### REQUIRED TASK
Examine the material below. Gather every line in which the string "upgrades" appears.

### LISTED ENTRIES

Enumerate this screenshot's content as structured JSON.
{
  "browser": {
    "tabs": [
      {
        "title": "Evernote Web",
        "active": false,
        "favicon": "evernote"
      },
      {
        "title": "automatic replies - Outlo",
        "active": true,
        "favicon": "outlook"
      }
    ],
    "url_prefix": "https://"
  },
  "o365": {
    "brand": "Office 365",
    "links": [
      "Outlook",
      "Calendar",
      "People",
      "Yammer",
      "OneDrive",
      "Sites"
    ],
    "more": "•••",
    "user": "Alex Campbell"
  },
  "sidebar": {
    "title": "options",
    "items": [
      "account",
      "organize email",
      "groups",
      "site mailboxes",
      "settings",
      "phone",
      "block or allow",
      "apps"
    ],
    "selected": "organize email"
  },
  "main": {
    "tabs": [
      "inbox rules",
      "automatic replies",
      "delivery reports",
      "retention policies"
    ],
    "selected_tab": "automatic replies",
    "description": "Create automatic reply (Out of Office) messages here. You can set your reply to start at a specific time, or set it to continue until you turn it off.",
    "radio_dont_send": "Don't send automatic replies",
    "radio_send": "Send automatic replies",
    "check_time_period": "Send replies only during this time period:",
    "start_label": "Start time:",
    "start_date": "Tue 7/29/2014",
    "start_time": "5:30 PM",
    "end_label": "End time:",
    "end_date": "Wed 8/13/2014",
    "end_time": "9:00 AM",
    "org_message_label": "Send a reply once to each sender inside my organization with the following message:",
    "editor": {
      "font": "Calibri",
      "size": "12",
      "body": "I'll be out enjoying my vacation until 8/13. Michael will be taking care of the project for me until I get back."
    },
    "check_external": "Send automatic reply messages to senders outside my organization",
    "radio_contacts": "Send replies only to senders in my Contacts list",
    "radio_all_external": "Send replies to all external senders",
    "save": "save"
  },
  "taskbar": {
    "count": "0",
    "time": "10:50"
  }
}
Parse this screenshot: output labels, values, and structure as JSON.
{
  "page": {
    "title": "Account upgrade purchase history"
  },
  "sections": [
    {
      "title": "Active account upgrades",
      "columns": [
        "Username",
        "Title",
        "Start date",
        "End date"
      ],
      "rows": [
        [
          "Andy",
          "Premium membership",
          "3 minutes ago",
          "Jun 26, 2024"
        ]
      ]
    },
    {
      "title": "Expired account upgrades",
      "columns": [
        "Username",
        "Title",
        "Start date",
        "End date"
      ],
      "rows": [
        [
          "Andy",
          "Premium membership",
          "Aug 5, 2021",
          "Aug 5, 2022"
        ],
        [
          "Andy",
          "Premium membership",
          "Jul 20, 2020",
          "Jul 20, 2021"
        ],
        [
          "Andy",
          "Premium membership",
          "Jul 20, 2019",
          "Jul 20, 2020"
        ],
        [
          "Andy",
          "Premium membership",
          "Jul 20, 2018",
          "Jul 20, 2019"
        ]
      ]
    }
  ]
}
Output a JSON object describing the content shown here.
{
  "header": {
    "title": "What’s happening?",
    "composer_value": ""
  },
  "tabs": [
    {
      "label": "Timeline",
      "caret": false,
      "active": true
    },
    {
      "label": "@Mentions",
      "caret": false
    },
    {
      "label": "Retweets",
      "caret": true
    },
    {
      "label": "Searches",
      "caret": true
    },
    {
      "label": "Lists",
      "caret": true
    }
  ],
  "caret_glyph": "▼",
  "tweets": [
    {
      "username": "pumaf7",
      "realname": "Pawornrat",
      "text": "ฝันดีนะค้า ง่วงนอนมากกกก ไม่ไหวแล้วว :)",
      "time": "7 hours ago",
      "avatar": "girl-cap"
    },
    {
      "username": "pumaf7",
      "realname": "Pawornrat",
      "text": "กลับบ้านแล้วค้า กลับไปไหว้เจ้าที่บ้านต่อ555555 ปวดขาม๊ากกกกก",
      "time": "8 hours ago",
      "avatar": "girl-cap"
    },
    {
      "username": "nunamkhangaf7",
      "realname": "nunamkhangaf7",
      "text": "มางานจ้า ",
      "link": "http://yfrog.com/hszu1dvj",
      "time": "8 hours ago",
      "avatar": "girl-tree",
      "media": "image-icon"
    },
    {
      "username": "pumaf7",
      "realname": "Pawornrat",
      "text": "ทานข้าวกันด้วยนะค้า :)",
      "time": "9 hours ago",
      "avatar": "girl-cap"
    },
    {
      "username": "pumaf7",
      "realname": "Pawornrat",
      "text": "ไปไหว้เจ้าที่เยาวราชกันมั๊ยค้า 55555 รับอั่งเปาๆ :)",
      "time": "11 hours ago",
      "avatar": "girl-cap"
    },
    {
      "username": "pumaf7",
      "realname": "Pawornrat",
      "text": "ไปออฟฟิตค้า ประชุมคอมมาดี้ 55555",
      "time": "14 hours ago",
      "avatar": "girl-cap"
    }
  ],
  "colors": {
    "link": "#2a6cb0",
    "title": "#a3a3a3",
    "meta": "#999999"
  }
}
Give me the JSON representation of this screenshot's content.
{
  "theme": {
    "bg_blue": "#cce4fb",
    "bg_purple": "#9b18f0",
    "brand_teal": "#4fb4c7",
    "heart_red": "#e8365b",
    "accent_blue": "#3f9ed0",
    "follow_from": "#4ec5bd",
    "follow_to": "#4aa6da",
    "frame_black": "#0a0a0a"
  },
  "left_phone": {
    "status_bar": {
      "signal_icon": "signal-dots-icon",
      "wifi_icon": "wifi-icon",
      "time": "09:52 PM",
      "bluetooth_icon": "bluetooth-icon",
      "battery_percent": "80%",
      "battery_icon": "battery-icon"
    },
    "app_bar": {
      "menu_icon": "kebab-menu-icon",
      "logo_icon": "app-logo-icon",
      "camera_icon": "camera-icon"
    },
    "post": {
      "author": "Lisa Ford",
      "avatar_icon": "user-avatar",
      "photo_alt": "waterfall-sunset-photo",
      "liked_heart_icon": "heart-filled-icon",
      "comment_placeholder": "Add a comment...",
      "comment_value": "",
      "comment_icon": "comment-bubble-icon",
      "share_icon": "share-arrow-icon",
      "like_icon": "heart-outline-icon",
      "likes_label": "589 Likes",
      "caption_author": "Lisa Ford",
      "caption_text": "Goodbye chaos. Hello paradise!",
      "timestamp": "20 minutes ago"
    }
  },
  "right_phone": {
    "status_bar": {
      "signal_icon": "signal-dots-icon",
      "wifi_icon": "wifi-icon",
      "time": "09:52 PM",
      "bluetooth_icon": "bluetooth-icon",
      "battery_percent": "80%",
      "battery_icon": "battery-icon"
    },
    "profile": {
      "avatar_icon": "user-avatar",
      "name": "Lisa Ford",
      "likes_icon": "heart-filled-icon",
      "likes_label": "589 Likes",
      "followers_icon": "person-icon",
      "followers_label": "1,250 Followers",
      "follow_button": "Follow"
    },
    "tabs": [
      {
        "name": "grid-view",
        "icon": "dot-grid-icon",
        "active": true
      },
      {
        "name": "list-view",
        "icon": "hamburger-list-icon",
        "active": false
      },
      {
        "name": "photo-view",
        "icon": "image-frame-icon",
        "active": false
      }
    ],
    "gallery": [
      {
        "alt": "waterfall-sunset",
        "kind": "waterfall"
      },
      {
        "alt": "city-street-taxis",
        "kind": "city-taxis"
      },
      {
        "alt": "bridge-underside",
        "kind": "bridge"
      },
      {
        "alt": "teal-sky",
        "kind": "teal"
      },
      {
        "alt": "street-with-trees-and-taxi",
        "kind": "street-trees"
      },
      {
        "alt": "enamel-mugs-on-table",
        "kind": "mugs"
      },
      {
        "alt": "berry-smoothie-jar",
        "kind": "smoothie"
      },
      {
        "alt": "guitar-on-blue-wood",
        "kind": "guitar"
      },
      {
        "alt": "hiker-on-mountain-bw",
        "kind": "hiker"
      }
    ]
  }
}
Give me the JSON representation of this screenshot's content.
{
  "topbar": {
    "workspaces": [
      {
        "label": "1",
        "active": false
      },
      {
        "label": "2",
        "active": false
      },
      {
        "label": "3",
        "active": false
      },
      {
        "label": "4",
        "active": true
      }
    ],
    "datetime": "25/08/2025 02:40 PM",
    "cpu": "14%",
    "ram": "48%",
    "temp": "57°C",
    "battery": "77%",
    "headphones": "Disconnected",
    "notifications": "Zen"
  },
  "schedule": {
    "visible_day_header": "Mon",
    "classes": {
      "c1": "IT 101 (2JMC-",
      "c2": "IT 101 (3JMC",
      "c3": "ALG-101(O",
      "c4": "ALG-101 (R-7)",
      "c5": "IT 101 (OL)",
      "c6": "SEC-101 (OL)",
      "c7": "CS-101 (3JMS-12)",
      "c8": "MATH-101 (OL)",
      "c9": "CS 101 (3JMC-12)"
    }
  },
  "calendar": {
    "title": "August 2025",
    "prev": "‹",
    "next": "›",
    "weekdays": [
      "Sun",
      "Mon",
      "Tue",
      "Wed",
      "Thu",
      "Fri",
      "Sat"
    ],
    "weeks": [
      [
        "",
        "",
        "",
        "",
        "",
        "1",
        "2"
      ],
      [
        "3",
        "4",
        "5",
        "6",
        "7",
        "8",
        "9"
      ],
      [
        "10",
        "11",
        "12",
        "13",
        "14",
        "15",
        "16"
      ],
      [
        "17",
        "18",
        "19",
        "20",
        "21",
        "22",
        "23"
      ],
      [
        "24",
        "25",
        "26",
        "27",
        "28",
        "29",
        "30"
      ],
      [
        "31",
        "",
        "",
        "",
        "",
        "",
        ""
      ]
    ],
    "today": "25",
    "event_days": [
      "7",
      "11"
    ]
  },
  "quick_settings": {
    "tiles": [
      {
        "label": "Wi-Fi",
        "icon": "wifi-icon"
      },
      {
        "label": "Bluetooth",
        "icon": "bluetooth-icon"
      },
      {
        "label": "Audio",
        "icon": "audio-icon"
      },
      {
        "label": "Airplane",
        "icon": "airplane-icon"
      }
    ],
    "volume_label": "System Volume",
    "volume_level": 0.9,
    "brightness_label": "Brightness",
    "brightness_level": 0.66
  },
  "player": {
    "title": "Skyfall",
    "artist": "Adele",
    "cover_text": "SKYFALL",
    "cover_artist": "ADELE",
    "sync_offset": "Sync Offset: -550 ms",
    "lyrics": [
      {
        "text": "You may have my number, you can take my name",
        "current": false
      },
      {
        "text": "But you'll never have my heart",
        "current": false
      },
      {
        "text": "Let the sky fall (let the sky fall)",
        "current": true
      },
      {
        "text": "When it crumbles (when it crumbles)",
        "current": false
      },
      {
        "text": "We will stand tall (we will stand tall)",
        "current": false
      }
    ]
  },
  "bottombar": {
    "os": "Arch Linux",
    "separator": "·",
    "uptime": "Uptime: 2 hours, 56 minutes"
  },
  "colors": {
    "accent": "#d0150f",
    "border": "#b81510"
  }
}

### FINAL RESULT
      "title": "Active account upgrades",
      "title": "Expired account upgrades",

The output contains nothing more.